╭──
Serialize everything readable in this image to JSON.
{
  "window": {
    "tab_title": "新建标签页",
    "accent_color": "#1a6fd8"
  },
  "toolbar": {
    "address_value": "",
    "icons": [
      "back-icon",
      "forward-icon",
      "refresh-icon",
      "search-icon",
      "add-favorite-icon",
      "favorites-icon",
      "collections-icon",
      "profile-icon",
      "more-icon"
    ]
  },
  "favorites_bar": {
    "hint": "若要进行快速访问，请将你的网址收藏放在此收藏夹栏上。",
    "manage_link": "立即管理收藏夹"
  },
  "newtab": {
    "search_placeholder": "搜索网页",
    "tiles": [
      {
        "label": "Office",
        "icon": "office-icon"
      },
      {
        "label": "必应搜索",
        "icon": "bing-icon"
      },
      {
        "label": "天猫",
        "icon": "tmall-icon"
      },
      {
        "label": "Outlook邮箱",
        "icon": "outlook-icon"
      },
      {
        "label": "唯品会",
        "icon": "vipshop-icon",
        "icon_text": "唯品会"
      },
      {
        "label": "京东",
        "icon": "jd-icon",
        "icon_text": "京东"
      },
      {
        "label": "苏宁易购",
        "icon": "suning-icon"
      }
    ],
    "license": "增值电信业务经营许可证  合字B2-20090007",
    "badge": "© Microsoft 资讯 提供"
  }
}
╰──
Your task is to quote the listing above word for word.

* Result below:
Serialize everything readable in this image to JSON.
{
  "window": {
    "tab_title": "新建标签页",
    "accent_color": "#1a6fd8"
  },
  "toolbar": {
    "address_value": "",
    "icons": [
      "back-icon",
      "forward-icon",
      "refresh-icon",
      "search-icon",
      "add-favorite-icon",
      "favorites-icon",
      "collections-icon",
      "profile-icon",
      "more-icon"
    ]
  },
  "favorites_bar": {
    "hint": "若要进行快速访问，请将你的网址收藏放在此收藏夹栏上。",
    "manage_link": "立即管理收藏夹"
  },
  "newtab": {
    "search_placeholder": "搜索网页",
    "tiles": [
      {
        "label": "Office",
        "icon": "office-icon"
      },
      {
        "label": "必应搜索",
        "icon": "bing-icon"
      },
      {
        "label": "天猫",
        "icon": "tmall-icon"
      },
      {
        "label": "Outlook邮箱",
        "icon": "outlook-icon"
      },
      {
        "label": "唯品会",
        "icon": "vipshop-icon",
        "icon_text": "唯品会"
      },
      {
        "label": "京东",
        "icon": "jd-icon",
        "icon_text": "京东"
      },
      {
        "label": "苏宁易购",
        "icon": "suning-icon"
      }
    ],
    "license": "增值电信业务经营许可证  合字B2-20090007",
    "badge": "© Microsoft 资讯 提供"
  }
}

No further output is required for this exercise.